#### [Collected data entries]
§ §
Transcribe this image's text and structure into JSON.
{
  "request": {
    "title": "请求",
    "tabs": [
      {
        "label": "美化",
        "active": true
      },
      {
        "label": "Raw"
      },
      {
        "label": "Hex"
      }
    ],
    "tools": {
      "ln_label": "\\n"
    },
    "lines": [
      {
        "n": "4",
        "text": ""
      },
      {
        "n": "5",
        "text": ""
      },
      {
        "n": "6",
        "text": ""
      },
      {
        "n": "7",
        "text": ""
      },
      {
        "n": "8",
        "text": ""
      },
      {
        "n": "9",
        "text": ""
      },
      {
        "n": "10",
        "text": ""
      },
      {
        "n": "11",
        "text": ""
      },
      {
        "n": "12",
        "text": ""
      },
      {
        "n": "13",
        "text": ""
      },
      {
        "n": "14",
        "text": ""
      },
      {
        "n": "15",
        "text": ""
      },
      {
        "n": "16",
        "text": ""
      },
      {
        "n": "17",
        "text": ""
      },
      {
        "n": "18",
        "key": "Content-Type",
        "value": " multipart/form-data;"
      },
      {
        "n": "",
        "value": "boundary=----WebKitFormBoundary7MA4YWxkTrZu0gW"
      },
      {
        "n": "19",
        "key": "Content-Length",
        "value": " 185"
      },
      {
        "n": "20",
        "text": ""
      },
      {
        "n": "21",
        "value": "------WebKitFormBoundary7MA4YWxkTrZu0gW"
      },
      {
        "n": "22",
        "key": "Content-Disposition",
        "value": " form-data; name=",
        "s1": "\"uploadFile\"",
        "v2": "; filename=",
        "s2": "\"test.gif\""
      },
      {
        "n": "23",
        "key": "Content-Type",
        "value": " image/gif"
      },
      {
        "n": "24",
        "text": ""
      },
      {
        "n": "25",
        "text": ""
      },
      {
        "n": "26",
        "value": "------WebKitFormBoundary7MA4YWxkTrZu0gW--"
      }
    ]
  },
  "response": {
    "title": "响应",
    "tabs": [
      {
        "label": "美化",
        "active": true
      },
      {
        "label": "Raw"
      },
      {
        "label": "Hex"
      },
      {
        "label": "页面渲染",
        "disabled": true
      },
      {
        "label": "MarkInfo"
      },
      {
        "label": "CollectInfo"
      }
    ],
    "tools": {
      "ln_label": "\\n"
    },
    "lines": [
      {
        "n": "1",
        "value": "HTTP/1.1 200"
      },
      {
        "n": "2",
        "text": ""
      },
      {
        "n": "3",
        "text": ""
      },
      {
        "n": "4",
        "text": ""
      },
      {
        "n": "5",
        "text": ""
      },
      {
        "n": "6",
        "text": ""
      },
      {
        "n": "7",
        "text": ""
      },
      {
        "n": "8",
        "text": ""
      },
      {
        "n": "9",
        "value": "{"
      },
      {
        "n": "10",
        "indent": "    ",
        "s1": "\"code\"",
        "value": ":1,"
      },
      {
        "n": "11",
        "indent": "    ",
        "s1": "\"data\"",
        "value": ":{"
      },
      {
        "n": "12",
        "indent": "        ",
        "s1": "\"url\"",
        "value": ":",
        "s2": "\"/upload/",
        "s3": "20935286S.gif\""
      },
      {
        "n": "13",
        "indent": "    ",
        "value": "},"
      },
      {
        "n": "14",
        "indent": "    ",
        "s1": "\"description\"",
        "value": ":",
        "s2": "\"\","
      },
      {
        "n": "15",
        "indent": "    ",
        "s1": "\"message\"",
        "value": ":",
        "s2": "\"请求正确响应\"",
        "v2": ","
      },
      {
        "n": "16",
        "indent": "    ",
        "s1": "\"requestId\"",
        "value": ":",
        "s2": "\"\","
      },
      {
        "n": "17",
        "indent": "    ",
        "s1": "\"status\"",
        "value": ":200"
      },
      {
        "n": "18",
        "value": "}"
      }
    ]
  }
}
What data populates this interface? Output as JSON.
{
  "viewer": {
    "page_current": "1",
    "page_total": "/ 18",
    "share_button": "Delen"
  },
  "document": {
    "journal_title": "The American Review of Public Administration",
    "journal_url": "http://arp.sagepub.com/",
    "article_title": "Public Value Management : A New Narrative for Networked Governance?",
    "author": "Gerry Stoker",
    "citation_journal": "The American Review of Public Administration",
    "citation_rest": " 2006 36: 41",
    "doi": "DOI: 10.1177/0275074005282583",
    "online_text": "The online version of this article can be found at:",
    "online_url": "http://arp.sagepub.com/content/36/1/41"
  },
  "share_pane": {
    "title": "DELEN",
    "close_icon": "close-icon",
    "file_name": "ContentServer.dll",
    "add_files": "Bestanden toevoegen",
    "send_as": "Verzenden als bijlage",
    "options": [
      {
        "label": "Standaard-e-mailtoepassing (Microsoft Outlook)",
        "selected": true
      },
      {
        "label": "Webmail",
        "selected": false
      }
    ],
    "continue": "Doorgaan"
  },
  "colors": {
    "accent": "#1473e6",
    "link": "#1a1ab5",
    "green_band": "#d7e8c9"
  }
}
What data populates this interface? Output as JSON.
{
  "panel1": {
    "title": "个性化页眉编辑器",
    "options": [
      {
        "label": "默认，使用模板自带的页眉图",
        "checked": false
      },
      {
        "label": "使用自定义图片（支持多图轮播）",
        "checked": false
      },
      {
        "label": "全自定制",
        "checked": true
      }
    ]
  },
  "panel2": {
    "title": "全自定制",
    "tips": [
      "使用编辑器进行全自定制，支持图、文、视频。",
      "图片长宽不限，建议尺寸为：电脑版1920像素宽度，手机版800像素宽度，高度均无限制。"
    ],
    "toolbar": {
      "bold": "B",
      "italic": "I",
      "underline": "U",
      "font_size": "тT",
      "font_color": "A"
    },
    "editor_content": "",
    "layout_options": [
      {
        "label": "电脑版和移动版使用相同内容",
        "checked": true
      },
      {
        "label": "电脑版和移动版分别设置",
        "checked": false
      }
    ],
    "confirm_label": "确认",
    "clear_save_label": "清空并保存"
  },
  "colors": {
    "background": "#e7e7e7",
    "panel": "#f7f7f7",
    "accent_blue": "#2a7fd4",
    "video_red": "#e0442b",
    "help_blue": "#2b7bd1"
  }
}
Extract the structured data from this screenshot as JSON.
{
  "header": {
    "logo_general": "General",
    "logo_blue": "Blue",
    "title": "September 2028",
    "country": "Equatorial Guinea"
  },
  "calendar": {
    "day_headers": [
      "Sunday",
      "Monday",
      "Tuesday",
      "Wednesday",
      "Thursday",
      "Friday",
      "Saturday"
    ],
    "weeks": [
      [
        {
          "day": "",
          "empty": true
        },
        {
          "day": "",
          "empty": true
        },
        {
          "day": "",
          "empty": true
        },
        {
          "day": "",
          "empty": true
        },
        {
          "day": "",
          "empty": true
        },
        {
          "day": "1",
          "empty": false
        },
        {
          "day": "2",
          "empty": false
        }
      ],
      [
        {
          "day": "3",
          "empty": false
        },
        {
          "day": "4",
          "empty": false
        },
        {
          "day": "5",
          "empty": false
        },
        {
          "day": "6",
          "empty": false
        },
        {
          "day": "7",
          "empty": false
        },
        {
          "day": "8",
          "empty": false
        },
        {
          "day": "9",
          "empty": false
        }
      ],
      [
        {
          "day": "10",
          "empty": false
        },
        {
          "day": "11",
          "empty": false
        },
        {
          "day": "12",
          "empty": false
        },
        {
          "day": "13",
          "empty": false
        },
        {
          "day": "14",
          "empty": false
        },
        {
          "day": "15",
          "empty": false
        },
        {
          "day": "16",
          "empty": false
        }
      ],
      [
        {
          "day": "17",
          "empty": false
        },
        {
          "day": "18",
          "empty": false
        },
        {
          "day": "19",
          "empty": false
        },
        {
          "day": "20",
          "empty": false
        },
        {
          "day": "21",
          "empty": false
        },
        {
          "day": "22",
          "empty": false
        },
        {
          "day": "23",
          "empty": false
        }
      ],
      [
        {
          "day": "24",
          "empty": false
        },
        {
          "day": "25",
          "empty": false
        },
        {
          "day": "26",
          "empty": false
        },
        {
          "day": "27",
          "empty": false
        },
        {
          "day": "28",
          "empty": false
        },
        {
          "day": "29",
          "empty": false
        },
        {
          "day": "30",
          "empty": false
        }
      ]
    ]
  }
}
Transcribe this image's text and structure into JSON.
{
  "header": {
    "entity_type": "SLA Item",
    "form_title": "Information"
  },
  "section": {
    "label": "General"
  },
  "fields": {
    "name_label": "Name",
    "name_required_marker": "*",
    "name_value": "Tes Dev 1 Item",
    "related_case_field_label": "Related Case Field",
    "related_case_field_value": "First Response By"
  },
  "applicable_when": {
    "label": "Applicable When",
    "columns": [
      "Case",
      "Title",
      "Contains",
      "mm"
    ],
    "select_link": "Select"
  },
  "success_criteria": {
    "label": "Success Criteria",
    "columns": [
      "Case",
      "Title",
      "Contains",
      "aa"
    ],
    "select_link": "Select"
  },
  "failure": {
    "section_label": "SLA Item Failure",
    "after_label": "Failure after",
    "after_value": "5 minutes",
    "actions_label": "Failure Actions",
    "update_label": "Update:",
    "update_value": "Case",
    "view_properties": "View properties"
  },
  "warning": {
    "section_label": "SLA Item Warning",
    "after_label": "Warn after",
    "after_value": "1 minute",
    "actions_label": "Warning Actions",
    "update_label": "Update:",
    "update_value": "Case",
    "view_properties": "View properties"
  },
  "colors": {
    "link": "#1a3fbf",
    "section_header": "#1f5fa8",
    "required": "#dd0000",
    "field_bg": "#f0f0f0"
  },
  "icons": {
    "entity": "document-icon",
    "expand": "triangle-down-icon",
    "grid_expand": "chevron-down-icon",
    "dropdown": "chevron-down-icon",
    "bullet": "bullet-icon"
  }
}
§ §
Search the listing for the string "General". Copy each line where it turns up.

    "logo_general": "General",
    "label": "General"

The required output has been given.